Listings of element regions:

[Start]

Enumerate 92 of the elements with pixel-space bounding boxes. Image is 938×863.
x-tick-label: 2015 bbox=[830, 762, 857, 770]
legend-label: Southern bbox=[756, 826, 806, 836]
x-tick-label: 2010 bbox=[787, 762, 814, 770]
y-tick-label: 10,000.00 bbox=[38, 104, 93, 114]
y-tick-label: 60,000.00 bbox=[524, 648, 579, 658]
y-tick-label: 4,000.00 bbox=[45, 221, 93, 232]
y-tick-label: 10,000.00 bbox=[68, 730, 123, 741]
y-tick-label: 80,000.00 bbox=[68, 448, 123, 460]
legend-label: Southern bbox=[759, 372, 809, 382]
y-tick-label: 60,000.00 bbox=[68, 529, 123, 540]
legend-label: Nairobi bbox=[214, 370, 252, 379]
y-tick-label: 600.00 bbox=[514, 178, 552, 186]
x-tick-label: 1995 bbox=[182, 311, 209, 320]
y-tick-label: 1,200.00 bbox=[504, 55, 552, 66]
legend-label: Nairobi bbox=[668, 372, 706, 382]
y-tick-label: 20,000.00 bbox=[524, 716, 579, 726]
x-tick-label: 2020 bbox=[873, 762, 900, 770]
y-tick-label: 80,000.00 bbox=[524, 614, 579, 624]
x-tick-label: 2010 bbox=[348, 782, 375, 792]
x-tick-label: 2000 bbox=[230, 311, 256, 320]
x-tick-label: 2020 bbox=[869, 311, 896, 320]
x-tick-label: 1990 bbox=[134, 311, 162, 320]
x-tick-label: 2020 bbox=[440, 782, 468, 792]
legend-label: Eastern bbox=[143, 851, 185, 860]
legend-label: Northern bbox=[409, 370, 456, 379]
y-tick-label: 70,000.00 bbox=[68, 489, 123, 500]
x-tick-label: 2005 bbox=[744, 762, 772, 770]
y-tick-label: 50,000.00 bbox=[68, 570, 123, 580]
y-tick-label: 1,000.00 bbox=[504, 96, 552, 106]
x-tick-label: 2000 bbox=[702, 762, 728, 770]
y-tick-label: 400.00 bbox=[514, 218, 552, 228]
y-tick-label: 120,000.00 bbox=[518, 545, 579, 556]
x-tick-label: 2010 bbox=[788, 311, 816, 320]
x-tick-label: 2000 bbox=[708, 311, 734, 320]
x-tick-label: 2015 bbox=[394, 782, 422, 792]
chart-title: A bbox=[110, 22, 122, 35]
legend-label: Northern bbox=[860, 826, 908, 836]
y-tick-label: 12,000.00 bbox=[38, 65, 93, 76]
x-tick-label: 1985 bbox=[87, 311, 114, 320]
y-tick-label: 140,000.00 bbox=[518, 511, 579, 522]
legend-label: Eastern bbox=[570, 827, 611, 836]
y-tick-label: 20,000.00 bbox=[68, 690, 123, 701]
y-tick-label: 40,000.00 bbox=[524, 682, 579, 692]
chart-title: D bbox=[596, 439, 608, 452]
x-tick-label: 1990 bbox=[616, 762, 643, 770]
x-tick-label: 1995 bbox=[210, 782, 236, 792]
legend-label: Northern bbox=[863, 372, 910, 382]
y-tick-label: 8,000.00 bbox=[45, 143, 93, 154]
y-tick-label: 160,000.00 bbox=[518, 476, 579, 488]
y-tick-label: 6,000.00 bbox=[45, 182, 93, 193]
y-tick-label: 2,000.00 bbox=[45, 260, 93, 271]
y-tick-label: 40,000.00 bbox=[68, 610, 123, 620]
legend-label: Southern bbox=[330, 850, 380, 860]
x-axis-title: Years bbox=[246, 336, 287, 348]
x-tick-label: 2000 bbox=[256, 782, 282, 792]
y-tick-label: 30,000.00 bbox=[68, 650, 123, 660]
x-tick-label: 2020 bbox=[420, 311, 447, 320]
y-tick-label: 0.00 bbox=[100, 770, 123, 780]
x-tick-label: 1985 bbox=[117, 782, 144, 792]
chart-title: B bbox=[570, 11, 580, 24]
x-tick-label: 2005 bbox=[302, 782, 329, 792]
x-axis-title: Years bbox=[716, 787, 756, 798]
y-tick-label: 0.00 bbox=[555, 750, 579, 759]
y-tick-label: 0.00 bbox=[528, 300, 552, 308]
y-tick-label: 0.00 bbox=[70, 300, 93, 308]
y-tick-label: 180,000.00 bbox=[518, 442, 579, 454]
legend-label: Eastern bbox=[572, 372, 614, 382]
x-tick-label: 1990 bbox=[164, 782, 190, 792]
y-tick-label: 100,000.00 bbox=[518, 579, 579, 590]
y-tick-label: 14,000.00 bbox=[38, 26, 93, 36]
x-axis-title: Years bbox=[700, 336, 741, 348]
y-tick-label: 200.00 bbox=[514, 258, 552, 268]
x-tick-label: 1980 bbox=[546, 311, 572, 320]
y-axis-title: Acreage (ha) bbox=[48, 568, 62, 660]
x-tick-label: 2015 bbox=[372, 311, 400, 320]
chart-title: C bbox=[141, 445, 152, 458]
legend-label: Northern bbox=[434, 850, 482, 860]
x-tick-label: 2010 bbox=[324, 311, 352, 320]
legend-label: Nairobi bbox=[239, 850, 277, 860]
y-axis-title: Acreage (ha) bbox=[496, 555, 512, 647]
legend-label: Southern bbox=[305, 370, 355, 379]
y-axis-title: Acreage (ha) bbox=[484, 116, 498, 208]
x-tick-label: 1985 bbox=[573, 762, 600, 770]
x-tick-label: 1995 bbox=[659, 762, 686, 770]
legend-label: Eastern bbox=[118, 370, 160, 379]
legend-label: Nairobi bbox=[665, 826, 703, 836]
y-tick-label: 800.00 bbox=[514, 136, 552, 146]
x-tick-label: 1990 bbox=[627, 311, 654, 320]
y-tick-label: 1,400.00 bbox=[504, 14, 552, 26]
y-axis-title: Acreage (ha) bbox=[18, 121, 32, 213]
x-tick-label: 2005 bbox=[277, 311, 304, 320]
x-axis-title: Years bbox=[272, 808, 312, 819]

[End]

= WRITTEN INSTRUCTION =
Pull out the lines of the material above, from its first line through the line containing "y-tick-label: 10,000.00 bbox=[38, 104, 93, 114]", and reproduce them without any change.

= SOLUTION FOR THIS PROBLEM =
Enumerate 92 of the elements with pixel-space bounding boxes. Image is 938×863.
x-tick-label: 2015 bbox=[830, 762, 857, 770]
legend-label: Southern bbox=[756, 826, 806, 836]
x-tick-label: 2010 bbox=[787, 762, 814, 770]
y-tick-label: 10,000.00 bbox=[38, 104, 93, 114]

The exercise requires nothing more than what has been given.